■ **Data entries**
================
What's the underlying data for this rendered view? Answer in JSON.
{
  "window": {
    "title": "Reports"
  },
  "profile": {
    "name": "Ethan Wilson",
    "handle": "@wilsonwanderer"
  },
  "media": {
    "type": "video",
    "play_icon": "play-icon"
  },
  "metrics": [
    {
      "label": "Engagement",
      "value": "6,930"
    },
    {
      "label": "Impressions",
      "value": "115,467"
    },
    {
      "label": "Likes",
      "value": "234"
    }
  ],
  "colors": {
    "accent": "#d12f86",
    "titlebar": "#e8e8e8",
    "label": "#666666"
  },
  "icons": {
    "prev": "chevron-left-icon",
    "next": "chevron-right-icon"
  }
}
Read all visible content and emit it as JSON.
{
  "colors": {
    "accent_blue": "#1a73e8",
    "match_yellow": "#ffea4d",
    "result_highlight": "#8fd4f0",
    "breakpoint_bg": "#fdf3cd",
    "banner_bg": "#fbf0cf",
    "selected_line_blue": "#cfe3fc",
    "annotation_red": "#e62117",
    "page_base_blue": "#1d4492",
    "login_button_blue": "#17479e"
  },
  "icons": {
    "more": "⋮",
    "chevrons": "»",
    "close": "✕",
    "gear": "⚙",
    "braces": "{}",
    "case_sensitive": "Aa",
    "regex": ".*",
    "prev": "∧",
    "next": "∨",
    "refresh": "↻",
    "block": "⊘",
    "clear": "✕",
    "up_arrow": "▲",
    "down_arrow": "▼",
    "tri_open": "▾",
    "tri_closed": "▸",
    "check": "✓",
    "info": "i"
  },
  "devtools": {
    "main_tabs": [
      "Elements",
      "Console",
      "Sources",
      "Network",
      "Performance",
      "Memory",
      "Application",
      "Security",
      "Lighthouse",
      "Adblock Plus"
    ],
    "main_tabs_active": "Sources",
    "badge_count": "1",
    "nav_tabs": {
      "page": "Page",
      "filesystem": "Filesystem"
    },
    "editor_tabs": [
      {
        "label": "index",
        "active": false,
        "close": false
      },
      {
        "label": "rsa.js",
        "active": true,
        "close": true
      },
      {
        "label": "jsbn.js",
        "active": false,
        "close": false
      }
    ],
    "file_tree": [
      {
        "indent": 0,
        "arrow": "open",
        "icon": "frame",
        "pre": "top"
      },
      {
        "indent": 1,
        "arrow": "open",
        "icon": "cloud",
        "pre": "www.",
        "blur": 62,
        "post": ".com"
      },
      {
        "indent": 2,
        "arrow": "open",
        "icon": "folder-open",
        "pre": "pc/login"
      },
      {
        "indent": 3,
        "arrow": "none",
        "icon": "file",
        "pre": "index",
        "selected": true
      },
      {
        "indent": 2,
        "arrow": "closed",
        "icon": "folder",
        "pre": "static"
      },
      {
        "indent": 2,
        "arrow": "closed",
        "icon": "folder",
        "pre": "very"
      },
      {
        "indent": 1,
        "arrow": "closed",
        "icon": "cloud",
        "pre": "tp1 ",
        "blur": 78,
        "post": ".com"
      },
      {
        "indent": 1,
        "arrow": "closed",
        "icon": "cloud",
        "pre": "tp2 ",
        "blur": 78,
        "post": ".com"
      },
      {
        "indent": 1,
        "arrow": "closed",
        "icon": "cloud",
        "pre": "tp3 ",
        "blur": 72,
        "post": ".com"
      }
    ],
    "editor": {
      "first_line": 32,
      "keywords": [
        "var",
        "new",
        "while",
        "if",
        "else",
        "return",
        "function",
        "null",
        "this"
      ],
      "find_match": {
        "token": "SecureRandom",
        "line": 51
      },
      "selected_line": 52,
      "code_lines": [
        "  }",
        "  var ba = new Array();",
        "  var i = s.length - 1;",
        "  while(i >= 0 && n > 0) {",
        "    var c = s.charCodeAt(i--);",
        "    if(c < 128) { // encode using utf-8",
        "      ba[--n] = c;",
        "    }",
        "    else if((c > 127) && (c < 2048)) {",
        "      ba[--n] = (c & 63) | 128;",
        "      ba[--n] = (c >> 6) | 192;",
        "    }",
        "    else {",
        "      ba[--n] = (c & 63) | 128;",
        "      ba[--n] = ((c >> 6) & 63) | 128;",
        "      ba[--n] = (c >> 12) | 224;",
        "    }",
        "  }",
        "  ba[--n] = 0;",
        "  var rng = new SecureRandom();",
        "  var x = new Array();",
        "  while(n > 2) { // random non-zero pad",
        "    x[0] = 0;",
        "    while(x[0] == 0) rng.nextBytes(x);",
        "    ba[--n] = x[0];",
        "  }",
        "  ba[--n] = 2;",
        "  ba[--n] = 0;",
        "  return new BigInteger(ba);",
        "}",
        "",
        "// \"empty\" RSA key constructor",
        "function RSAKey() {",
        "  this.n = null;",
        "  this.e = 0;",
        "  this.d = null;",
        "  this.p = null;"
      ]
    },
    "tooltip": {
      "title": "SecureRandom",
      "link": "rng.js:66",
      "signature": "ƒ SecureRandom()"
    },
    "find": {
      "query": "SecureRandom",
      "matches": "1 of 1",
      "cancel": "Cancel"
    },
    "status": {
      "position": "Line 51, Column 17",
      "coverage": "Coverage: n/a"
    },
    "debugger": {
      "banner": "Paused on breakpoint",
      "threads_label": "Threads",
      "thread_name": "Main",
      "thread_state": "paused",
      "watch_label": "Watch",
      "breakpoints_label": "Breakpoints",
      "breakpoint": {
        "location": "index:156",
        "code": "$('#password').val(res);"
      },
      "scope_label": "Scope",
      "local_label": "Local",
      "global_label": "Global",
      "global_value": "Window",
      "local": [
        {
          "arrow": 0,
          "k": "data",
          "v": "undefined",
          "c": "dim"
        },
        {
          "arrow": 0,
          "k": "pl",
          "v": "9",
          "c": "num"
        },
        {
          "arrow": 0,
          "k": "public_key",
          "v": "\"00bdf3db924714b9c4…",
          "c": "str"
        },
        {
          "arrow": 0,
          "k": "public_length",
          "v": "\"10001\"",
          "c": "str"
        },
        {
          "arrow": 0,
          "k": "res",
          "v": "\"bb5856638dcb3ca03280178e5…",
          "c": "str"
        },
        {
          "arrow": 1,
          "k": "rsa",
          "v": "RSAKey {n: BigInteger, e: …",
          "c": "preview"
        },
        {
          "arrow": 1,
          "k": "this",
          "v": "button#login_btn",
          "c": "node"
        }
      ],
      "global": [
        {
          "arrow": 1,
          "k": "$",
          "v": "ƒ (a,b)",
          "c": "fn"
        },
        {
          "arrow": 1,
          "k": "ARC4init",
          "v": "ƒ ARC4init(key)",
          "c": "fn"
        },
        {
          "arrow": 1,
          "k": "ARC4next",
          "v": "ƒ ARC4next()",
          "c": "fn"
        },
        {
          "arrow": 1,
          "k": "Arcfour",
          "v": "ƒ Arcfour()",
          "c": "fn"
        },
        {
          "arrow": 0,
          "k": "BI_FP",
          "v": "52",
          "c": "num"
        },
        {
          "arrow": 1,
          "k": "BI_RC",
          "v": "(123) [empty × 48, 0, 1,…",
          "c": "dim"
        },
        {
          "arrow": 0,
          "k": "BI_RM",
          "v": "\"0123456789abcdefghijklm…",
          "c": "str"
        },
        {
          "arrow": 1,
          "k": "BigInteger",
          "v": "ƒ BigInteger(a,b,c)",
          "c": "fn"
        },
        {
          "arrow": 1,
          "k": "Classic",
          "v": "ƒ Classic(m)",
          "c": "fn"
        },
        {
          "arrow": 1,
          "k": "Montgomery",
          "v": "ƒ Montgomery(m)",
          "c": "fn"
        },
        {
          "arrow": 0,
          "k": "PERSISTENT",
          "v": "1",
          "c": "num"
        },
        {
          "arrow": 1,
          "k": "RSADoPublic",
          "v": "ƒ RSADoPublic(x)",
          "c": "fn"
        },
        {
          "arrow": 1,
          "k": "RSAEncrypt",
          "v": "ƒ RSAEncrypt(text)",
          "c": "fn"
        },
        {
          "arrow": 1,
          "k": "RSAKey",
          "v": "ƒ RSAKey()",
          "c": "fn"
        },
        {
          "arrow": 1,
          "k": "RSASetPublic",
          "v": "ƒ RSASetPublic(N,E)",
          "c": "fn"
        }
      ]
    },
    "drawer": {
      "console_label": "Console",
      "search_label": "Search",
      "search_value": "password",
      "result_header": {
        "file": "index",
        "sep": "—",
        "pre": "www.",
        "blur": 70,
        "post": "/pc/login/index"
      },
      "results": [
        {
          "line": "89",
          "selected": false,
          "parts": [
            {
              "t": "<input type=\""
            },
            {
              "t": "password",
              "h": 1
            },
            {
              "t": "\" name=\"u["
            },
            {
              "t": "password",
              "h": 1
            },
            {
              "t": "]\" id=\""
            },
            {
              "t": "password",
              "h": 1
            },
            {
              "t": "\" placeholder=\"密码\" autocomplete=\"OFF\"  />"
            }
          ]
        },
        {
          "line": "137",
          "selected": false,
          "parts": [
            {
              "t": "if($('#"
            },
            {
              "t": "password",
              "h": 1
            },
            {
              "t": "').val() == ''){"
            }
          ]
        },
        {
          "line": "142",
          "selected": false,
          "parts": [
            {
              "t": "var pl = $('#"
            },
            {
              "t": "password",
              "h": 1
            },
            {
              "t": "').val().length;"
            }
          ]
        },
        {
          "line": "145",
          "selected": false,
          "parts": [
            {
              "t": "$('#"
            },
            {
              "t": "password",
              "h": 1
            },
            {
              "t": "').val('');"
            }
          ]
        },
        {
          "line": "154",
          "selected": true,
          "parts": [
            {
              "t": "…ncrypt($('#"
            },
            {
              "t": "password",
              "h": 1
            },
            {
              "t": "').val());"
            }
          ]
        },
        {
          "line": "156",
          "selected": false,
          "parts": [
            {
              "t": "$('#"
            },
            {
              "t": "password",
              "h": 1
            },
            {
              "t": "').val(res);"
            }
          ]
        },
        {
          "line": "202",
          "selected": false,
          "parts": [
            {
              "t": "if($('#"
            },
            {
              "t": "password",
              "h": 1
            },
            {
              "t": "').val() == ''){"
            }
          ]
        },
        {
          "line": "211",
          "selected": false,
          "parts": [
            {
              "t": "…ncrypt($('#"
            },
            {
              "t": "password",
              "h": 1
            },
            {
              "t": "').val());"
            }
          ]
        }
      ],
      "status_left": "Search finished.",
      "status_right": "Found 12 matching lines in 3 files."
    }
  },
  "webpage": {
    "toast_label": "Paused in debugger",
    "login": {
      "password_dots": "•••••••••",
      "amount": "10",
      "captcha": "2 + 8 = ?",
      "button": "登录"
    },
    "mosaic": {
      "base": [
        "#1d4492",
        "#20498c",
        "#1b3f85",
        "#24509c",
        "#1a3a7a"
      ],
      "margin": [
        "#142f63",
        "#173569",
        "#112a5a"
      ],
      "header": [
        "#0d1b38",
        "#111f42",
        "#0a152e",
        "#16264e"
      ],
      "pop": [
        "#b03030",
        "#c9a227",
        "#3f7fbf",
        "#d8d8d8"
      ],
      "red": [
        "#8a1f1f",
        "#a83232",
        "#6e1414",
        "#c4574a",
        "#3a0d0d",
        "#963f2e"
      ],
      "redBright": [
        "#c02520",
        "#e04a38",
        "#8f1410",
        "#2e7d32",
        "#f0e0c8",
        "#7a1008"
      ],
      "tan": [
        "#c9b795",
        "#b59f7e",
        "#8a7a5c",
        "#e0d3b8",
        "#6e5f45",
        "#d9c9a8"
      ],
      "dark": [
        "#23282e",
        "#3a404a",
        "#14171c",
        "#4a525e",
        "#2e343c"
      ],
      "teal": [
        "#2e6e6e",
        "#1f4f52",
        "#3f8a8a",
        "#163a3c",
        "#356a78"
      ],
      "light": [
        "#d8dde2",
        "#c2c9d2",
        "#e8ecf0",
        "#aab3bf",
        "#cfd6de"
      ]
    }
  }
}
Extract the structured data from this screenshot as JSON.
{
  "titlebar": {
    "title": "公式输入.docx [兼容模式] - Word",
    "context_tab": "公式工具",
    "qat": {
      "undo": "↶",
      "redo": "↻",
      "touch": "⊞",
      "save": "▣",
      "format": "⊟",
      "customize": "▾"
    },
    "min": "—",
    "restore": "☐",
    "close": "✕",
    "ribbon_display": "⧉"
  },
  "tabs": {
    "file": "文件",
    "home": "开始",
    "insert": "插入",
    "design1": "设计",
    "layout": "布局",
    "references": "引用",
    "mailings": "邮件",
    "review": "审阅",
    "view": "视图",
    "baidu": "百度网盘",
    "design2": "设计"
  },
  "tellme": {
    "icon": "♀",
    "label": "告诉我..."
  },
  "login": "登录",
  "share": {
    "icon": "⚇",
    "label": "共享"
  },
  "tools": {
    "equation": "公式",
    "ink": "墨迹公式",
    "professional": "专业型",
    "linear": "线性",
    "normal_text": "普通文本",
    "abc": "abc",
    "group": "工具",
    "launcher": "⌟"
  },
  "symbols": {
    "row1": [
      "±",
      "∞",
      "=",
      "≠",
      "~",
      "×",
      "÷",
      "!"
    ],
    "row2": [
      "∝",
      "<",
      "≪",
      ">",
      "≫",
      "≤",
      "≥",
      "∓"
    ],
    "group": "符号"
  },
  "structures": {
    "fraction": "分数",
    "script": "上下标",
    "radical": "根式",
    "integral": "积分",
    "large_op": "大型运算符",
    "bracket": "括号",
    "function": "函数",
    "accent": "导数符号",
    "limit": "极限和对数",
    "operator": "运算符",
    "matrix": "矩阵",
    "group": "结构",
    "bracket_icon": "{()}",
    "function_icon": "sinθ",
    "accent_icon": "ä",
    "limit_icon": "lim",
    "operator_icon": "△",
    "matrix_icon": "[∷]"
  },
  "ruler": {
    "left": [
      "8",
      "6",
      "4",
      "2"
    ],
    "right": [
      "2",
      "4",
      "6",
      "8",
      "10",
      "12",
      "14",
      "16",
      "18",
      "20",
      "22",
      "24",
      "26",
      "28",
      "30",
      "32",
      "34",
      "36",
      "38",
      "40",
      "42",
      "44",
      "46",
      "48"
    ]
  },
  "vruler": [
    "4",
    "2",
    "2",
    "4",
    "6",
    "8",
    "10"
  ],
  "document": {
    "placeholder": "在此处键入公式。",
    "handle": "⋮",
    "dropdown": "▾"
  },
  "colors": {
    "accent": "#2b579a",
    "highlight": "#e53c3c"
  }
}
================
■ **What the task requires**
Every line that holds the string "blur" should be returned.

■ **Solution**
        "blur": 62,
        "blur": 78,
        "blur": 78,
        "blur": 72,
        "blur": 70,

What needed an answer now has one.